SHORT EXERCISE =
Your task is to reproduce the material exactly.

╭─ RECORD EXTRACTS

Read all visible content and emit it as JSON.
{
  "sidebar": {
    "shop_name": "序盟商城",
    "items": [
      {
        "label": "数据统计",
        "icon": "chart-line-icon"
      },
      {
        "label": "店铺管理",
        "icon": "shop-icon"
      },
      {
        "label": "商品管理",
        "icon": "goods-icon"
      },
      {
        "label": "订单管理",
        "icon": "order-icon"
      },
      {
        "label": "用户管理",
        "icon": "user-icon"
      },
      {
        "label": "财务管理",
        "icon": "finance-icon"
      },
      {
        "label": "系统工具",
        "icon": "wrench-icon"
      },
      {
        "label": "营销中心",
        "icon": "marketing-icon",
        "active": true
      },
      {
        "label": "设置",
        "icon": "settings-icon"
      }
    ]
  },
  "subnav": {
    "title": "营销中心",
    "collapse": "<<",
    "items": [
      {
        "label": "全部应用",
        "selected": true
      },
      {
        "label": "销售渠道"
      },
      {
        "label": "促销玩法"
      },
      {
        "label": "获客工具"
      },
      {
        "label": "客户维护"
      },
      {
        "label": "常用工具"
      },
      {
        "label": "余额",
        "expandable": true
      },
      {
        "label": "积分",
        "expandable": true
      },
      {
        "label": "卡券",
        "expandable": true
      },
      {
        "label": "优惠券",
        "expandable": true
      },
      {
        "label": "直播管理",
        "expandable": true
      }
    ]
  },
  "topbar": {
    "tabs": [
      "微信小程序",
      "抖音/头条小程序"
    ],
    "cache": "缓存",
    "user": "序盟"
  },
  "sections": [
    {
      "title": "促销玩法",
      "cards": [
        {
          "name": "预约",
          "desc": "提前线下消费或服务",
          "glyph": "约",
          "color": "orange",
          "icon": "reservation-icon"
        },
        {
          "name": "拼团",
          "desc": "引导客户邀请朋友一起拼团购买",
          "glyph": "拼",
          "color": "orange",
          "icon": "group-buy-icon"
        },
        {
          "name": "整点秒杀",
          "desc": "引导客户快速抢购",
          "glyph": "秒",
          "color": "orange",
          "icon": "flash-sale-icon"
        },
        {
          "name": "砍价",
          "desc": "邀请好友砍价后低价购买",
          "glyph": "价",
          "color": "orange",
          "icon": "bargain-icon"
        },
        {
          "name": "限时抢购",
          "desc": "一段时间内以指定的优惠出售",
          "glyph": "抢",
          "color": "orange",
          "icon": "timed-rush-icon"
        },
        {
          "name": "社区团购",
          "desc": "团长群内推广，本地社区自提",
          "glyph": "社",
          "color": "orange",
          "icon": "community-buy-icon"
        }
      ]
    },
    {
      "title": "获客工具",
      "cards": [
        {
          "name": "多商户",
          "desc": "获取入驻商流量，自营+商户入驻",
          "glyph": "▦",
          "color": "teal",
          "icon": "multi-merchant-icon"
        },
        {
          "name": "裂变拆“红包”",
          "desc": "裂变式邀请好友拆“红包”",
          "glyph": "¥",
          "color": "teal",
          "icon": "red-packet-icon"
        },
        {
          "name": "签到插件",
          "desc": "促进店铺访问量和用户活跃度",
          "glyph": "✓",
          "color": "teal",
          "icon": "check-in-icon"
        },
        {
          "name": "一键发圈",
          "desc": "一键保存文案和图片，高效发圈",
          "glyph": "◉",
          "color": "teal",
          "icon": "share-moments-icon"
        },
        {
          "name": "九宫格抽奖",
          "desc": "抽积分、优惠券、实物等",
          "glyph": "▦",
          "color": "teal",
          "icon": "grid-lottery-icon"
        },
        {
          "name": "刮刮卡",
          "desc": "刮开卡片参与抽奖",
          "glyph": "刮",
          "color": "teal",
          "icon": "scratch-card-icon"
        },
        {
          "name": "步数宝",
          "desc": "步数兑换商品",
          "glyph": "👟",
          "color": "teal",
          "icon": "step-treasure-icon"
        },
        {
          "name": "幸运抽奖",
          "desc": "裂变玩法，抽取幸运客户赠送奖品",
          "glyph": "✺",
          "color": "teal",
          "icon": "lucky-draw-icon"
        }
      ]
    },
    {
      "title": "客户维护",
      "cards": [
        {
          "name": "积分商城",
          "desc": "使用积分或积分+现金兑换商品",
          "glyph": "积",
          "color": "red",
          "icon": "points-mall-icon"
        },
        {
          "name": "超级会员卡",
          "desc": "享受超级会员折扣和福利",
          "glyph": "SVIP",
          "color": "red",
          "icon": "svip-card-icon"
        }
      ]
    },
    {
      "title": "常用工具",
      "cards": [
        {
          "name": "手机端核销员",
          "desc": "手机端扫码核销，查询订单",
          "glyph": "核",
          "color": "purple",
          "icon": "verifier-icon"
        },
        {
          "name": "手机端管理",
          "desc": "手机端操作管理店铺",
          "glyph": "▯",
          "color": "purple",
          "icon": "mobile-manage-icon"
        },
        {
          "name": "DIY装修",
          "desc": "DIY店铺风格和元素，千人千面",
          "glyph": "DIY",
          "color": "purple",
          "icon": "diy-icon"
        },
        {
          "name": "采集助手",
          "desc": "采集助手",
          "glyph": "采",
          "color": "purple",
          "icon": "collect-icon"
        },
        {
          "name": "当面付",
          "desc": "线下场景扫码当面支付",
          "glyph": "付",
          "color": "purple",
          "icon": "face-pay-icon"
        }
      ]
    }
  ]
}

╰─

EXERCISE SOLUTION =
Read all visible content and emit it as JSON.
{
  "sidebar": {
    "shop_name": "序盟商城",
    "items": [
      {
        "label": "数据统计",
        "icon": "chart-line-icon"
      },
      {
        "label": "店铺管理",
        "icon": "shop-icon"
      },
      {
        "label": "商品管理",
        "icon": "goods-icon"
      },
      {
        "label": "订单管理",
        "icon": "order-icon"
      },
      {
        "label": "用户管理",
        "icon": "user-icon"
      },
      {
        "label": "财务管理",
        "icon": "finance-icon"
      },
      {
        "label": "系统工具",
        "icon": "wrench-icon"
      },
      {
        "label": "营销中心",
        "icon": "marketing-icon",
        "active": true
      },
      {
        "label": "设置",
        "icon": "settings-icon"
      }
    ]
  },
  "subnav": {
    "title": "营销中心",
    "collapse": "<<",
    "items": [
      {
        "label": "全部应用",
        "selected": true
      },
      {
        "label": "销售渠道"
      },
      {
        "label": "促销玩法"
      },
      {
        "label": "获客工具"
      },
      {
        "label": "客户维护"
      },
      {
        "label": "常用工具"
      },
      {
        "label": "余额",
        "expandable": true
      },
      {
        "label": "积分",
        "expandable": true
      },
      {
        "label": "卡券",
        "expandable": true
      },
      {
        "label": "优惠券",
        "expandable": true
      },
      {
        "label": "直播管理",
        "expandable": true
      }
    ]
  },
  "topbar": {
    "tabs": [
      "微信小程序",
      "抖音/头条小程序"
    ],
    "cache": "缓存",
    "user": "序盟"
  },
  "sections": [
    {
      "title": "促销玩法",
      "cards": [
        {
          "name": "预约",
          "desc": "提前线下消费或服务",
          "glyph": "约",
          "color": "orange",
          "icon": "reservation-icon"
        },
        {
          "name": "拼团",
          "desc": "引导客户邀请朋友一起拼团购买",
          "glyph": "拼",
          "color": "orange",
          "icon": "group-buy-icon"
        },
        {
          "name": "整点秒杀",
          "desc": "引导客户快速抢购",
          "glyph": "秒",
          "color": "orange",
          "icon": "flash-sale-icon"
        },
        {
          "name": "砍价",
          "desc": "邀请好友砍价后低价购买",
          "glyph": "价",
          "color": "orange",
          "icon": "bargain-icon"
        },
        {
          "name": "限时抢购",
          "desc": "一段时间内以指定的优惠出售",
          "glyph": "抢",
          "color": "orange",
          "icon": "timed-rush-icon"
        },
        {
          "name": "社区团购",
          "desc": "团长群内推广，本地社区自提",
          "glyph": "社",
          "color": "orange",
          "icon": "community-buy-icon"
        }
      ]
    },
    {
      "title": "获客工具",
      "cards": [
        {
          "name": "多商户",
          "desc": "获取入驻商流量，自营+商户入驻",
          "glyph": "▦",
          "color": "teal",
          "icon": "multi-merchant-icon"
        },
        {
          "name": "裂变拆“红包”",
          "desc": "裂变式邀请好友拆“红包”",
          "glyph": "¥",
          "color": "teal",
          "icon": "red-packet-icon"
        },
        {
          "name": "签到插件",
          "desc": "促进店铺访问量和用户活跃度",
          "glyph": "✓",
          "color": "teal",
          "icon": "check-in-icon"
        },
        {
          "name": "一键发圈",
          "desc": "一键保存文案和图片，高效发圈",
          "glyph": "◉",
          "color": "teal",
          "icon": "share-moments-icon"
        },
        {
          "name": "九宫格抽奖",
          "desc": "抽积分、优惠券、实物等",
          "glyph": "▦",
          "color": "teal",
          "icon": "grid-lottery-icon"
        },
        {
          "name": "刮刮卡",
          "desc": "刮开卡片参与抽奖",
          "glyph": "刮",
          "color": "teal",
          "icon": "scratch-card-icon"
        },
        {
          "name": "步数宝",
          "desc": "步数兑换商品",
          "glyph": "👟",
          "color": "teal",
          "icon": "step-treasure-icon"
        },
        {
          "name": "幸运抽奖",
          "desc": "裂变玩法，抽取幸运客户赠送奖品",
          "glyph": "✺",
          "color": "teal",
          "icon": "lucky-draw-icon"
        }
      ]
    },
    {
      "title": "客户维护",
      "cards": [
        {
          "name": "积分商城",
          "desc": "使用积分或积分+现金兑换商品",
          "glyph": "积",
          "color": "red",
          "icon": "points-mall-icon"
        },
        {
          "name": "超级会员卡",
          "desc": "享受超级会员折扣和福利",
          "glyph": "SVIP",
          "color": "red",
          "icon": "svip-card-icon"
        }
      ]
    },
    {
      "title": "常用工具",
      "cards": [
        {
          "name": "手机端核销员",
          "desc": "手机端扫码核销，查询订单",
          "glyph": "核",
          "color": "purple",
          "icon": "verifier-icon"
        },
        {
          "name": "手机端管理",
          "desc": "手机端操作管理店铺",
          "glyph": "▯",
          "color": "purple",
          "icon": "mobile-manage-icon"
        },
        {
          "name": "DIY装修",
          "desc": "DIY店铺风格和元素，千人千面",
          "glyph": "DIY",
          "color": "purple",
          "icon": "diy-icon"
        },
        {
          "name": "采集助手",
          "desc": "采集助手",
          "glyph": "采",
          "color": "purple",
          "icon": "collect-icon"
        },
        {
          "name": "当面付",
          "desc": "线下场景扫码当面支付",
          "glyph": "付",
          "color": "purple",
          "icon": "face-pay-icon"
        }
      ]
    }
  ]
}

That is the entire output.